Dataset records:
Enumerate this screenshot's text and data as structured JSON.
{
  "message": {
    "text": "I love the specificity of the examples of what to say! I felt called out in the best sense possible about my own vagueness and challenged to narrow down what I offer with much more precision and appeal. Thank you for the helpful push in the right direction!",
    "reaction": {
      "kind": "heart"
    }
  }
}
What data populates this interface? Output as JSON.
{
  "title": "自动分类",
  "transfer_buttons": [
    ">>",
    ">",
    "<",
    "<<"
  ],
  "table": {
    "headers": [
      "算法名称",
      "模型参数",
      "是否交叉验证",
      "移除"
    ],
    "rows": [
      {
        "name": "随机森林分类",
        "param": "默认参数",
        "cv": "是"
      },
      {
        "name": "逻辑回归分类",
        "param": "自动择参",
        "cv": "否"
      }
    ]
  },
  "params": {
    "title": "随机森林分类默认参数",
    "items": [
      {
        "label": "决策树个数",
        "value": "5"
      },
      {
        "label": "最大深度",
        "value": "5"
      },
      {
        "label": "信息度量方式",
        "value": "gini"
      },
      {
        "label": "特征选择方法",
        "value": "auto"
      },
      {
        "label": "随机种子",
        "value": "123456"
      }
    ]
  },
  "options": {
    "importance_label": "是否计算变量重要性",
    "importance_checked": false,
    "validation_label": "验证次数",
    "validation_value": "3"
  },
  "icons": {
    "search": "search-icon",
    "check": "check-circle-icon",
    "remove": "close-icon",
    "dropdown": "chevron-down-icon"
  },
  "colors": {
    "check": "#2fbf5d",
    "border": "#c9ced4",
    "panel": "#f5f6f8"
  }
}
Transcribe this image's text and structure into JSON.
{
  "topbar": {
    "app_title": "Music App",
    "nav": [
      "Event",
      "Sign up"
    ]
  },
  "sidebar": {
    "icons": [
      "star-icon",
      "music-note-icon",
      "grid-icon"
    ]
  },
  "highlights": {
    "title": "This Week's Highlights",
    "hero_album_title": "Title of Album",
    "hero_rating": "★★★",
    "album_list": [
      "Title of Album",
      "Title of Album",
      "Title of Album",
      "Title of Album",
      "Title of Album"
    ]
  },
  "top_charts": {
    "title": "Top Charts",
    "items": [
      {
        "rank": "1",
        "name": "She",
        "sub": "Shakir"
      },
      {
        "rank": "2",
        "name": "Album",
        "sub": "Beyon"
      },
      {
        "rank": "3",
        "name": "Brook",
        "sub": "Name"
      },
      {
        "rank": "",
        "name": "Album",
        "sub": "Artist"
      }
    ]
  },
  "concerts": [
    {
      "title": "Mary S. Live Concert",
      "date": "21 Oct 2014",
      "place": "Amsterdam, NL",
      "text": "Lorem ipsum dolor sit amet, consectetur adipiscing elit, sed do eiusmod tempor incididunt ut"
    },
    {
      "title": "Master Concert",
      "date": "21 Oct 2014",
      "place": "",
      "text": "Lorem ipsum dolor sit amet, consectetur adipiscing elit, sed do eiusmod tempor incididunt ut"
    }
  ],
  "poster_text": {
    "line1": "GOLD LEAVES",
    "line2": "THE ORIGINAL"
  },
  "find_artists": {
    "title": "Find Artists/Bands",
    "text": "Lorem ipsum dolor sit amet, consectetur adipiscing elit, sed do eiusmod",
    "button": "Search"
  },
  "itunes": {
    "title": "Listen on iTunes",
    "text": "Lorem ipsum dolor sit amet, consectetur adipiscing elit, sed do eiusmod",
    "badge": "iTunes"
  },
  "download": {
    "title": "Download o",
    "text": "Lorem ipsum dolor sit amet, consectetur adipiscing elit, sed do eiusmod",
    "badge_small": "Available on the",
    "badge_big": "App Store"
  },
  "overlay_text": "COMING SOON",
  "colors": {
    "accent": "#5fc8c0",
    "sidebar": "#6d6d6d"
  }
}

*EXERCISE*: Every record should be repeated exactly; please leave none out.

*TASK OUTPUT*:
Enumerate this screenshot's text and data as structured JSON.
{
  "message": {
    "text": "I love the specificity of the examples of what to say! I felt called out in the best sense possible about my own vagueness and challenged to narrow down what I offer with much more precision and appeal. Thank you for the helpful push in the right direction!",
    "reaction": {
      "kind": "heart"
    }
  }
}
What data populates this interface? Output as JSON.
{
  "title": "自动分类",
  "transfer_buttons": [
    ">>",
    ">",
    "<",
    "<<"
  ],
  "table": {
    "headers": [
      "算法名称",
      "模型参数",
      "是否交叉验证",
      "移除"
    ],
    "rows": [
      {
        "name": "随机森林分类",
        "param": "默认参数",
        "cv": "是"
      },
      {
        "name": "逻辑回归分类",
        "param": "自动择参",
        "cv": "否"
      }
    ]
  },
  "params": {
    "title": "随机森林分类默认参数",
    "items": [
      {
        "label": "决策树个数",
        "value": "5"
      },
      {
        "label": "最大深度",
        "value": "5"
      },
      {
        "label": "信息度量方式",
        "value": "gini"
      },
      {
        "label": "特征选择方法",
        "value": "auto"
      },
      {
        "label": "随机种子",
        "value": "123456"
      }
    ]
  },
  "options": {
    "importance_label": "是否计算变量重要性",
    "importance_checked": false,
    "validation_label": "验证次数",
    "validation_value": "3"
  },
  "icons": {
    "search": "search-icon",
    "check": "check-circle-icon",
    "remove": "close-icon",
    "dropdown": "chevron-down-icon"
  },
  "colors": {
    "check": "#2fbf5d",
    "border": "#c9ced4",
    "panel": "#f5f6f8"
  }
}
Transcribe this image's text and structure into JSON.
{
  "topbar": {
    "app_title": "Music App",
    "nav": [
      "Event",
      "Sign up"
    ]
  },
  "sidebar": {
    "icons": [
      "star-icon",
      "music-note-icon",
      "grid-icon"
    ]
  },
  "highlights": {
    "title": "This Week's Highlights",
    "hero_album_title": "Title of Album",
    "hero_rating": "★★★",
    "album_list": [
      "Title of Album",
      "Title of Album",
      "Title of Album",
      "Title of Album",
      "Title of Album"
    ]
  },
  "top_charts": {
    "title": "Top Charts",
    "items": [
      {
        "rank": "1",
        "name": "She",
        "sub": "Shakir"
      },
      {
        "rank": "2",
        "name": "Album",
        "sub": "Beyon"
      },
      {
        "rank": "3",
        "name": "Brook",
        "sub": "Name"
      },
      {
        "rank": "",
        "name": "Album",
        "sub": "Artist"
      }
    ]
  },
  "concerts": [
    {
      "title": "Mary S. Live Concert",
      "date": "21 Oct 2014",
      "place": "Amsterdam, NL",
      "text": "Lorem ipsum dolor sit amet, consectetur adipiscing elit, sed do eiusmod tempor incididunt ut"
    },
    {
      "title": "Master Concert",
      "date": "21 Oct 2014",
      "place": "",
      "text": "Lorem ipsum dolor sit amet, consectetur adipiscing elit, sed do eiusmod tempor incididunt ut"
    }
  ],
  "poster_text": {
    "line1": "GOLD LEAVES",
    "line2": "THE ORIGINAL"
  },
  "find_artists": {
    "title": "Find Artists/Bands",
    "text": "Lorem ipsum dolor sit amet, consectetur adipiscing elit, sed do eiusmod",
    "button": "Search"
  },
  "itunes": {
    "title": "Listen on iTunes",
    "text": "Lorem ipsum dolor sit amet, consectetur adipiscing elit, sed do eiusmod",
    "badge": "iTunes"
  },
  "download": {
    "title": "Download o",
    "text": "Lorem ipsum dolor sit amet, consectetur adipiscing elit, sed do eiusmod",
    "badge_small": "Available on the",
    "badge_big": "App Store"
  },
  "overlay_text": "COMING SOON",
  "colors": {
    "accent": "#5fc8c0",
    "sidebar": "#6d6d6d"
  }
}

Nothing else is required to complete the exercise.